— start of Records shown —

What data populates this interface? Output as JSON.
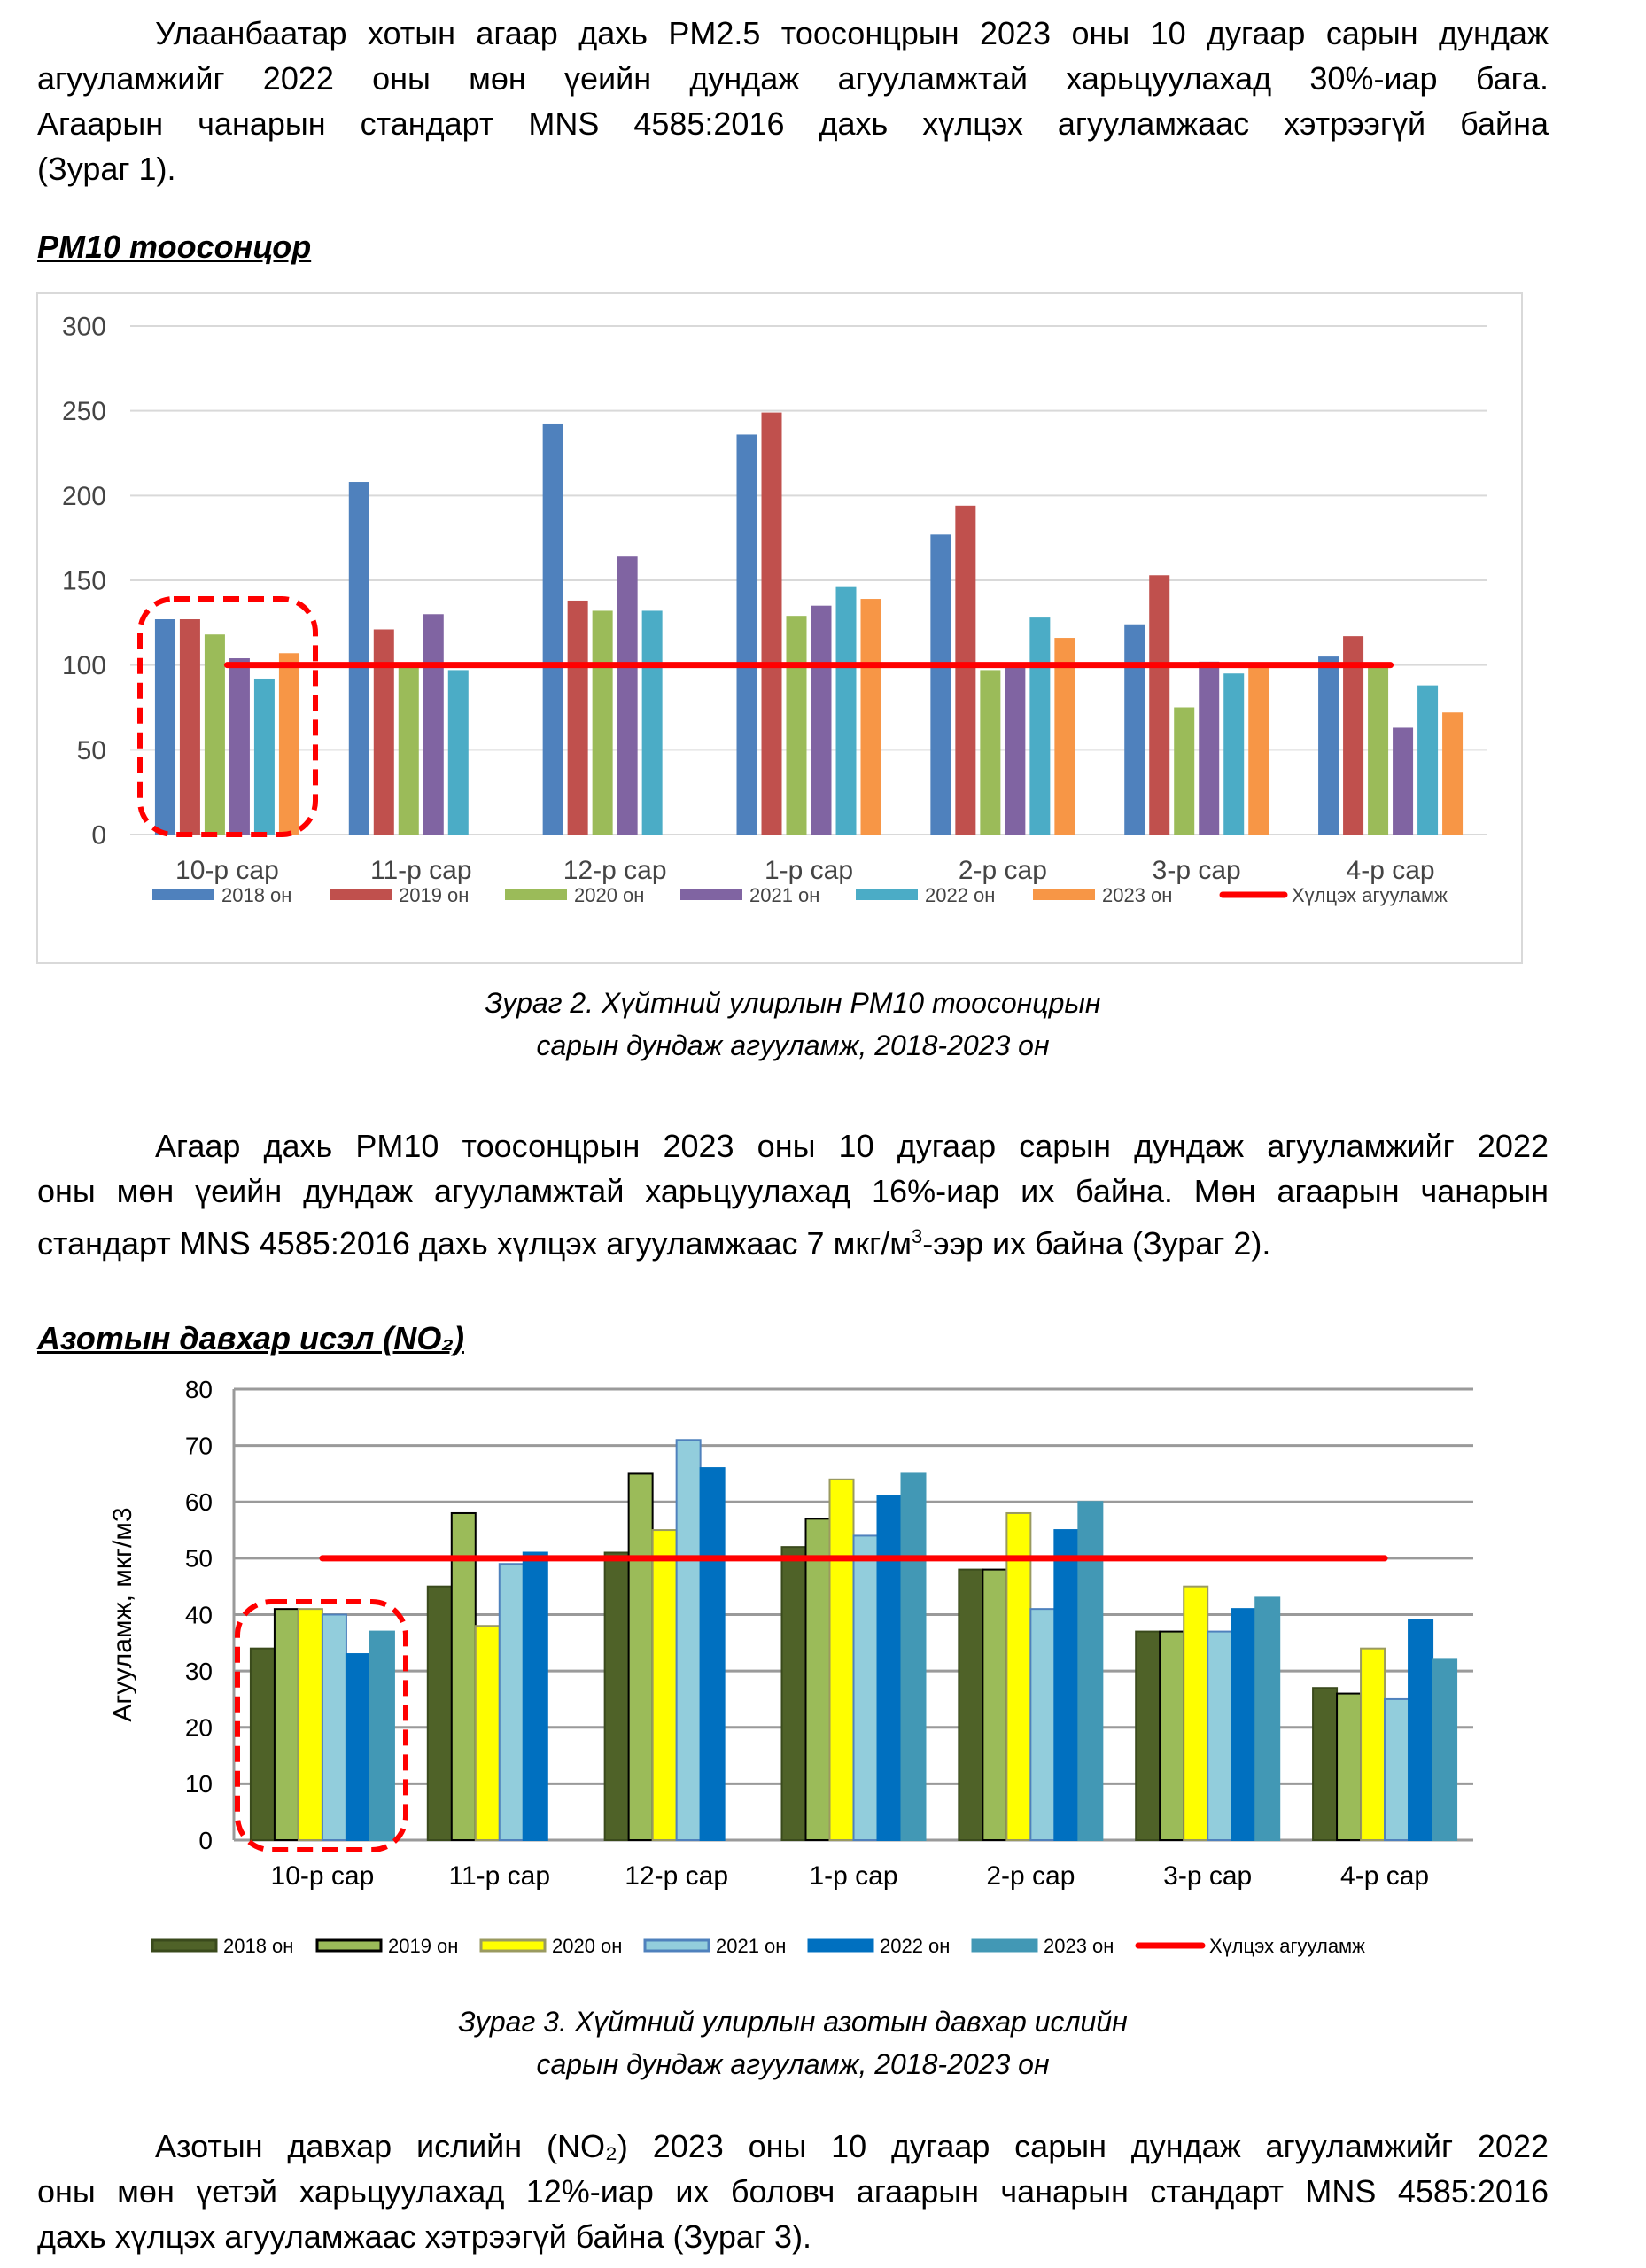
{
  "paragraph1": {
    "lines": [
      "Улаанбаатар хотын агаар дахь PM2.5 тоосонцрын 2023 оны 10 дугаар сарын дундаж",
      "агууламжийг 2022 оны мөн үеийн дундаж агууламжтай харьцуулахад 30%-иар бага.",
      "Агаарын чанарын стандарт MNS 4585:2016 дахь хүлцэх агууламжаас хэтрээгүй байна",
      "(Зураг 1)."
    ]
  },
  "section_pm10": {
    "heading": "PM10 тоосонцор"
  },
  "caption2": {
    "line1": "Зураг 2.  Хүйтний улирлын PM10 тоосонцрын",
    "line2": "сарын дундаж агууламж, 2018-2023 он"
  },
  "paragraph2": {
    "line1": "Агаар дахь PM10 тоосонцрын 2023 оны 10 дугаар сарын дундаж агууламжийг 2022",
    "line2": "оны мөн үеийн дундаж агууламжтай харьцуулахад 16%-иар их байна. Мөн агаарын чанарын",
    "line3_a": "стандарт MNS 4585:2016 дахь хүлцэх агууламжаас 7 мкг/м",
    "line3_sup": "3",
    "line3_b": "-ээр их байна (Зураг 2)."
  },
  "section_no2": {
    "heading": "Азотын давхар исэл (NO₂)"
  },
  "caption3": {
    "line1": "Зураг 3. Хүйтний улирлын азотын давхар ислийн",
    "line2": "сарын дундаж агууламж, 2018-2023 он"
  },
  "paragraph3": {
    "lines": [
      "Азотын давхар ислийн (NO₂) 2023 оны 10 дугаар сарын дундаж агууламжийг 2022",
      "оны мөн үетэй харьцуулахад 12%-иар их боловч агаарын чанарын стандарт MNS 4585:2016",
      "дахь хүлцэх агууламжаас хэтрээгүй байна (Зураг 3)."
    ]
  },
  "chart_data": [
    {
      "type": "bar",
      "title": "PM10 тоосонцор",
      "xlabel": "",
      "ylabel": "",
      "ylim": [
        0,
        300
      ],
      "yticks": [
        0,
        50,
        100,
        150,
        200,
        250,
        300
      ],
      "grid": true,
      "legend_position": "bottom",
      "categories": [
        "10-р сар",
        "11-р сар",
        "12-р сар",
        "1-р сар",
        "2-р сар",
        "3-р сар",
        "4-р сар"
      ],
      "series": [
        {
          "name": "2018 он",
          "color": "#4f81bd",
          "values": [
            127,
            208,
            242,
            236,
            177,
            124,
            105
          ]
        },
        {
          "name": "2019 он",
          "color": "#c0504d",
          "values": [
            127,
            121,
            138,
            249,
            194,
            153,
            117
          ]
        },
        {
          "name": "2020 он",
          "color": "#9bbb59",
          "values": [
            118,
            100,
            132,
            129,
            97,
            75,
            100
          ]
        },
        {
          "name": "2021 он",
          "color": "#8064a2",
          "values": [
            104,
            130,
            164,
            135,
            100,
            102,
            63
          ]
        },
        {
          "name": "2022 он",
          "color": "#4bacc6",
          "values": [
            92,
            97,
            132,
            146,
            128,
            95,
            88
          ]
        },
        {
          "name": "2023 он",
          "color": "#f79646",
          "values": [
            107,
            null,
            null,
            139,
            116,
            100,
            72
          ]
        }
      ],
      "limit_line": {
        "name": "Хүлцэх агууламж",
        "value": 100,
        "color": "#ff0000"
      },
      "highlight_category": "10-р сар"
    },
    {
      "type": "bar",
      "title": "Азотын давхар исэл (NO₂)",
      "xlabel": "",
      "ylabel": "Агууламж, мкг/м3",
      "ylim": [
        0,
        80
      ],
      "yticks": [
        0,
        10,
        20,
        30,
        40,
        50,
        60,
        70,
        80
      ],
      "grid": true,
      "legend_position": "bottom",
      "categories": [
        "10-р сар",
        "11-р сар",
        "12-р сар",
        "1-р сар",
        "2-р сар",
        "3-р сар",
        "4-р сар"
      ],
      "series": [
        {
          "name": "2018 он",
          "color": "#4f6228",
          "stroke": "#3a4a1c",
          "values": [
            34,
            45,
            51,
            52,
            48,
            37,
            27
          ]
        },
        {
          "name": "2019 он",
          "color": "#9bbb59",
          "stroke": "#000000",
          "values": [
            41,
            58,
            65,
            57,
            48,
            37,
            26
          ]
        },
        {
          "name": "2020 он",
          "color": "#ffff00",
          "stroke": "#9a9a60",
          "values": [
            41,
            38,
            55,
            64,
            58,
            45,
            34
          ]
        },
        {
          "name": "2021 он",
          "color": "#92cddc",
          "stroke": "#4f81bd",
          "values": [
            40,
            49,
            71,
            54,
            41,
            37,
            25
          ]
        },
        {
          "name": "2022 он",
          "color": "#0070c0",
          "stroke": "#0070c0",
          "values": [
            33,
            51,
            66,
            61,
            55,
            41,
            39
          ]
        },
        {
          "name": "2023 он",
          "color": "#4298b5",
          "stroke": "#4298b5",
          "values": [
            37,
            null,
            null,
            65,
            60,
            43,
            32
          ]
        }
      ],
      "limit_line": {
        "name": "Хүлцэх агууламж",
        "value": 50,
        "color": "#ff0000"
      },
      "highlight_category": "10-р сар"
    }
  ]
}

— end of Records shown —

Problem statement → Look for the word "сарын" and return every line where it occurs.

Right answer →
      "Улаанбаатар хотын агаар дахь PM2.5 тоосонцрын 2023 оны 10 дугаар сарын дундаж",
    "line2": "сарын дундаж агууламж, 2018-2023 он"
    "line1": "Агаар дахь PM10 тоосонцрын 2023 оны 10 дугаар сарын дундаж агууламжийг 2022",
    "line2": "сарын дундаж агууламж, 2018-2023 он"
      "Азотын давхар ислийн (NO₂) 2023 оны 10 дугаар сарын дундаж агууламжийг 2022",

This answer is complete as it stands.